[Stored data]
━━━━━━━━

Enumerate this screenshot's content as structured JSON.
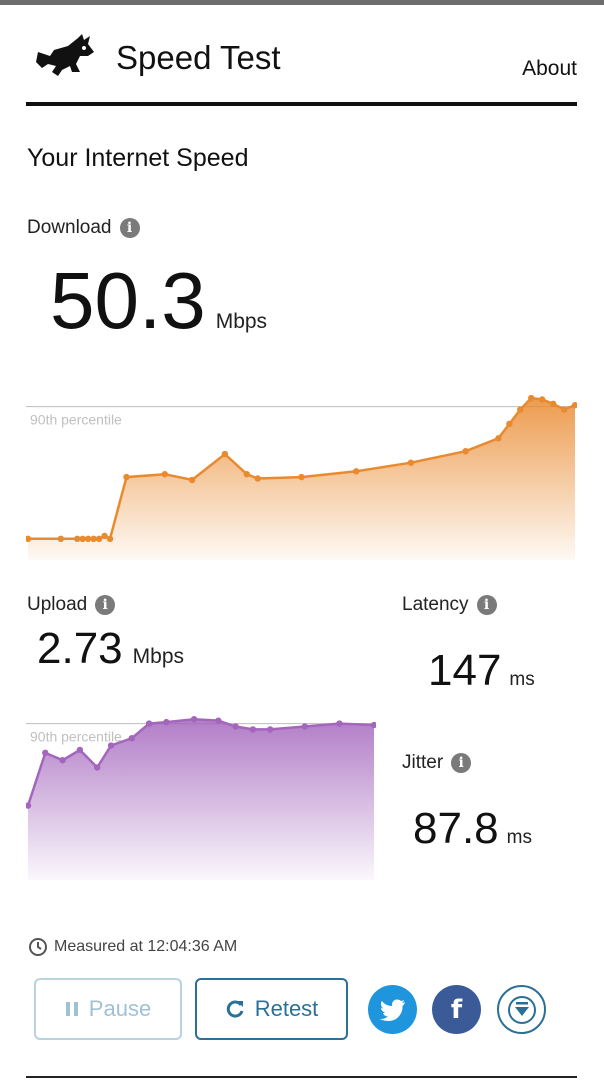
{
  "app": {
    "title": "Speed Test",
    "about_label": "About"
  },
  "section_title": "Your Internet Speed",
  "download": {
    "label": "Download",
    "value": "50.3",
    "unit": "Mbps"
  },
  "upload": {
    "label": "Upload",
    "value": "2.73",
    "unit": "Mbps"
  },
  "latency": {
    "label": "Latency",
    "value": "147",
    "unit": "ms"
  },
  "jitter": {
    "label": "Jitter",
    "value": "87.8",
    "unit": "ms"
  },
  "percentile_label": "90th percentile",
  "measured_text": "Measured at 12:04:36 AM",
  "buttons": {
    "pause": "Pause",
    "retest": "Retest"
  },
  "icons": {
    "logo": "rabbit-logo-icon",
    "info": "info-icon",
    "clock": "clock-icon",
    "pause": "pause-icon",
    "retest": "refresh-icon",
    "twitter": "twitter-icon",
    "facebook": "facebook-icon",
    "save": "download-arrow-icon"
  },
  "colors": {
    "download": "#e98a2f",
    "upload": "#a466bd",
    "accent": "#2b7197"
  },
  "chart_data": [
    {
      "type": "area",
      "series": [
        {
          "x": [
            0,
            6,
            9,
            10,
            11,
            12,
            13,
            14,
            15,
            18,
            25,
            30,
            36,
            40,
            42,
            50,
            60,
            70,
            80,
            86,
            88,
            90,
            92,
            94,
            96,
            98,
            100
          ],
          "values": [
            0.05,
            0.05,
            0.05,
            0.05,
            0.05,
            0.05,
            0.05,
            0.07,
            0.05,
            0.48,
            0.5,
            0.46,
            0.64,
            0.5,
            0.47,
            0.48,
            0.52,
            0.58,
            0.66,
            0.75,
            0.85,
            0.95,
            1.03,
            1.02,
            0.99,
            0.95,
            0.98
          ]
        }
      ],
      "percentile": 0.97,
      "xlim": [
        0,
        100
      ],
      "ylim": [
        0,
        1.1
      ]
    },
    {
      "type": "area",
      "series": [
        {
          "x": [
            0,
            5,
            10,
            15,
            20,
            24,
            30,
            35,
            40,
            48,
            55,
            60,
            65,
            70,
            80,
            90,
            100
          ],
          "values": [
            0.44,
            0.8,
            0.75,
            0.82,
            0.7,
            0.85,
            0.9,
            1.0,
            1.01,
            1.03,
            1.02,
            0.98,
            0.96,
            0.96,
            0.98,
            1.0,
            0.99
          ],
          "name": ""
        }
      ],
      "percentile": 1.0,
      "xlim": [
        0,
        100
      ],
      "ylim": [
        0,
        1.12
      ]
    }
  ]
}
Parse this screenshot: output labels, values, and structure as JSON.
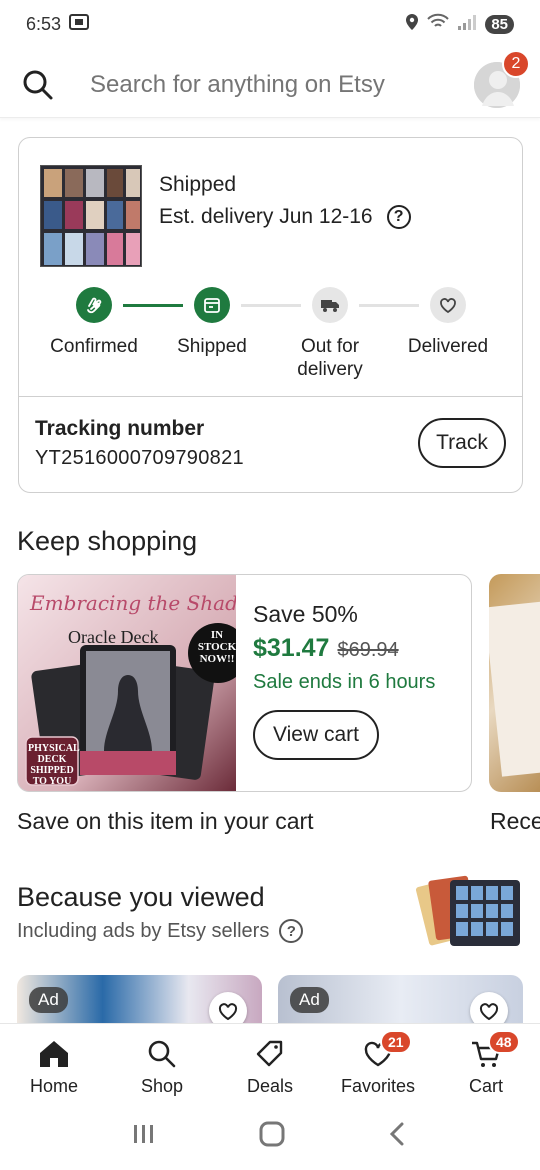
{
  "status_bar": {
    "time": "6:53",
    "battery": "85"
  },
  "search": {
    "placeholder": "Search for anything on Etsy",
    "notification_count": "2"
  },
  "order": {
    "status": "Shipped",
    "delivery": "Est. delivery Jun 12-16",
    "steps": [
      {
        "label": "Confirmed",
        "icon": "hand-icon",
        "done": true
      },
      {
        "label": "Shipped",
        "icon": "box-icon",
        "done": true
      },
      {
        "label": "Out for delivery",
        "icon": "truck-icon",
        "done": false
      },
      {
        "label": "Delivered",
        "icon": "heart-icon",
        "done": false
      }
    ],
    "tracking_title": "Tracking number",
    "tracking_number": "YT2516000709790821",
    "track_label": "Track"
  },
  "keep_shopping": {
    "title": "Keep shopping",
    "promo": {
      "image_title": "Embracing the Shadow",
      "image_subtitle": "Oracle Deck",
      "image_badge": "IN STOCK NOW!!",
      "image_corner": "PHYSICAL DECK SHIPPED TO YOU",
      "save": "Save 50%",
      "price": "$31.47",
      "original_price": "$69.94",
      "sale_ends": "Sale ends in 6 hours",
      "button": "View cart"
    },
    "caption": "Save on this item in your cart",
    "caption_next": "Rece"
  },
  "because_viewed": {
    "title": "Because you viewed",
    "subtitle": "Including ads by Etsy sellers",
    "listings": [
      {
        "badge": "Ad"
      },
      {
        "badge": "Ad"
      }
    ]
  },
  "bottom_nav": {
    "items": [
      {
        "label": "Home",
        "icon": "home-icon"
      },
      {
        "label": "Shop",
        "icon": "search-icon"
      },
      {
        "label": "Deals",
        "icon": "tag-icon"
      },
      {
        "label": "Favorites",
        "icon": "heart-icon",
        "badge": "21"
      },
      {
        "label": "Cart",
        "icon": "cart-icon",
        "badge": "48"
      }
    ]
  },
  "colors": {
    "accent_green": "#1f7a3f",
    "badge_red": "#d9472b"
  }
}
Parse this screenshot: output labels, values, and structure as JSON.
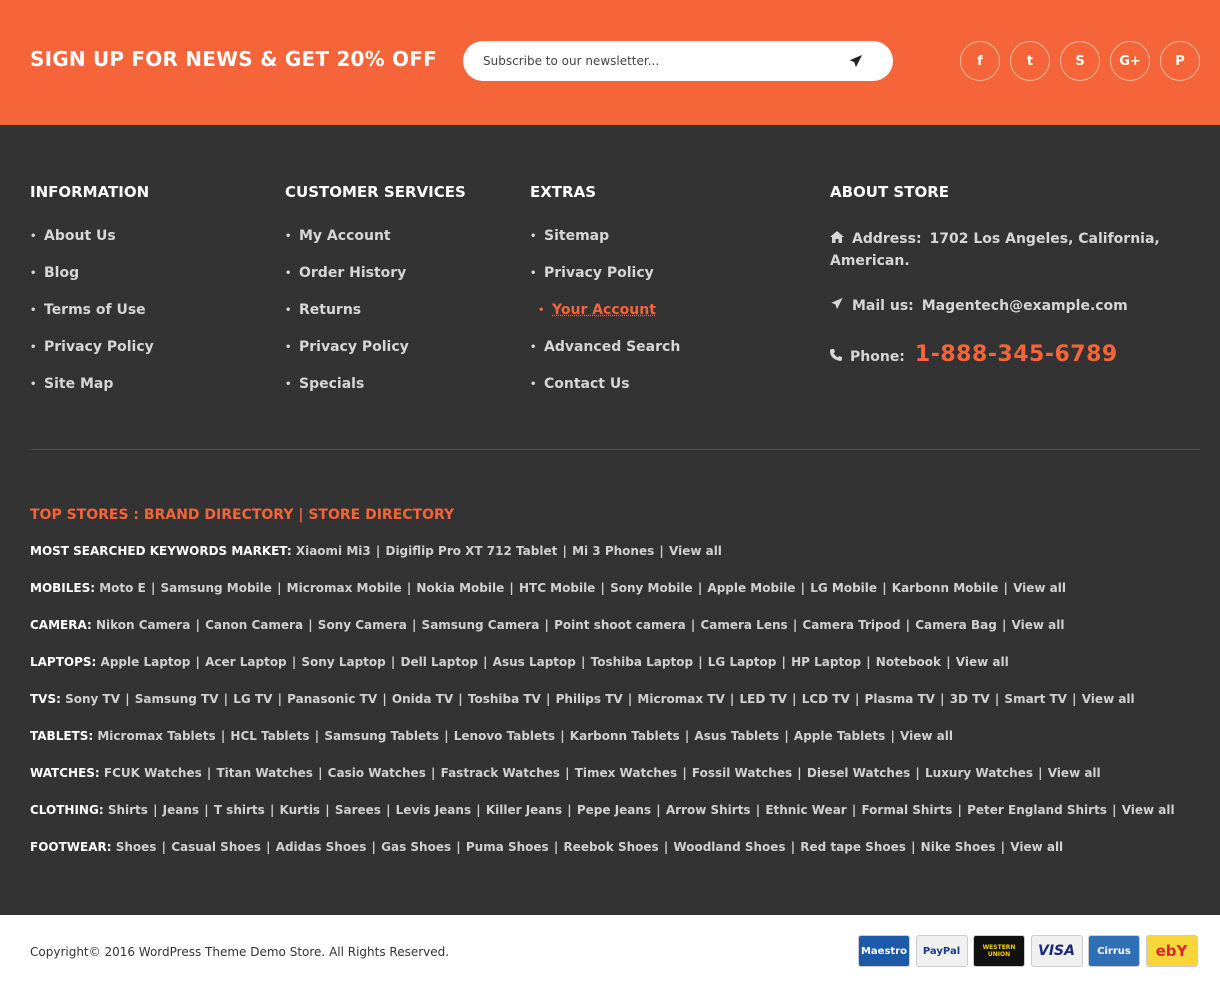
{
  "newsletter": {
    "title": "SIGN UP FOR NEWS & GET 20% OFF",
    "placeholder": "Subscribe to our newsletter...",
    "send_icon": "paper-plane-icon",
    "socials": [
      {
        "name": "facebook",
        "glyph": "f"
      },
      {
        "name": "twitter",
        "glyph": "t"
      },
      {
        "name": "skype",
        "glyph": "S"
      },
      {
        "name": "google-plus",
        "glyph": "G+"
      },
      {
        "name": "pinterest",
        "glyph": "P"
      }
    ]
  },
  "information": {
    "title": "INFORMATION",
    "items": [
      "About Us",
      "Blog",
      "Terms of Use",
      "Privacy Policy",
      "Site Map"
    ]
  },
  "customer_services": {
    "title": "CUSTOMER SERVICES",
    "items": [
      "My Account",
      "Order History",
      "Returns",
      "Privacy Policy",
      "Specials"
    ]
  },
  "extras": {
    "title": "EXTRAS",
    "items": [
      "Sitemap",
      "Privacy Policy",
      "Your Account",
      "Advanced Search",
      "Contact Us"
    ],
    "active_index": 2
  },
  "about": {
    "title": "ABOUT STORE",
    "address_label": "Address:",
    "address_line1": "1702 Los Angeles, California,",
    "address_line2": "American.",
    "mail_label": "Mail us:",
    "mail_value": "Magentech@example.com",
    "phone_label": "Phone:",
    "phone_value": "1-888-345-6789"
  },
  "top_stores": {
    "prefix": "TOP STORES : ",
    "brand": "BRAND DIRECTORY",
    "sep": " | ",
    "store": "STORE DIRECTORY"
  },
  "keyword_rows": [
    {
      "label": "MOST SEARCHED KEYWORDS MARKET:",
      "links": [
        "Xiaomi Mi3",
        "Digiflip Pro XT 712 Tablet",
        "Mi 3 Phones",
        "View all"
      ]
    },
    {
      "label": "MOBILES:",
      "links": [
        "Moto E",
        "Samsung Mobile",
        "Micromax Mobile",
        "Nokia Mobile",
        "HTC Mobile",
        "Sony Mobile",
        "Apple Mobile",
        "LG Mobile",
        "Karbonn Mobile",
        "View all"
      ]
    },
    {
      "label": "CAMERA:",
      "links": [
        "Nikon Camera",
        "Canon Camera",
        "Sony Camera",
        "Samsung Camera",
        "Point shoot camera",
        "Camera Lens",
        "Camera Tripod",
        "Camera Bag",
        "View all"
      ]
    },
    {
      "label": "LAPTOPS:",
      "links": [
        "Apple Laptop",
        "Acer Laptop",
        "Sony Laptop",
        "Dell Laptop",
        "Asus Laptop",
        "Toshiba Laptop",
        "LG Laptop",
        "HP Laptop",
        "Notebook",
        "View all"
      ]
    },
    {
      "label": "TVS:",
      "links": [
        "Sony TV",
        "Samsung TV",
        "LG TV",
        "Panasonic TV",
        "Onida TV",
        "Toshiba TV",
        "Philips TV",
        "Micromax TV",
        "LED TV",
        "LCD TV",
        "Plasma TV",
        "3D TV",
        "Smart TV",
        "View all"
      ]
    },
    {
      "label": "TABLETS:",
      "links": [
        "Micromax Tablets",
        "HCL Tablets",
        "Samsung Tablets",
        "Lenovo Tablets",
        "Karbonn Tablets",
        "Asus Tablets",
        "Apple Tablets",
        "View all"
      ]
    },
    {
      "label": "WATCHES:",
      "links": [
        "FCUK Watches",
        "Titan Watches",
        "Casio Watches",
        "Fastrack Watches",
        "Timex Watches",
        "Fossil Watches",
        "Diesel Watches",
        "Luxury Watches",
        "View all"
      ]
    },
    {
      "label": "CLOTHING:",
      "links": [
        "Shirts",
        "Jeans",
        "T shirts",
        "Kurtis",
        "Sarees",
        "Levis Jeans",
        "Killer Jeans",
        "Pepe Jeans",
        "Arrow Shirts",
        "Ethnic Wear",
        "Formal Shirts",
        "Peter England Shirts",
        "View all"
      ]
    },
    {
      "label": "FOOTWEAR:",
      "links": [
        "Shoes",
        "Casual Shoes",
        "Adidas Shoes",
        "Gas Shoes",
        "Puma Shoes",
        "Reebok Shoes",
        "Woodland Shoes",
        "Red tape Shoes",
        "Nike Shoes",
        "View all"
      ]
    }
  ],
  "copyright": "Copyright© 2016 WordPress Theme Demo Store. All Rights Reserved.",
  "payments": [
    {
      "name": "maestro",
      "label": "Maestro",
      "bg": "#1a5aa8",
      "fg": "#ffffff"
    },
    {
      "name": "paypal",
      "label": "PayPal",
      "bg": "#f0f0f0",
      "fg": "#1a3a8a"
    },
    {
      "name": "western-union",
      "label": "WESTERN UNION",
      "bg": "#111111",
      "fg": "#f5d000"
    },
    {
      "name": "visa",
      "label": "VISA",
      "bg": "#f0f0f0",
      "fg": "#1a2a7a"
    },
    {
      "name": "cirrus",
      "label": "Cirrus",
      "bg": "#2f6fb5",
      "fg": "#ffffff"
    },
    {
      "name": "ebay",
      "label": "ebY",
      "bg": "#f7d63a",
      "fg": "#d9282f"
    }
  ],
  "colors": {
    "accent": "#f66539",
    "footer_bg": "#333333"
  }
}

━━━━━━━━

Exercise objective -
Identify each line in the entries with the word "DIRECTORY" and copy it.

Reply to the exercise -
    "brand": "BRAND DIRECTORY",
    "store": "STORE DIRECTORY"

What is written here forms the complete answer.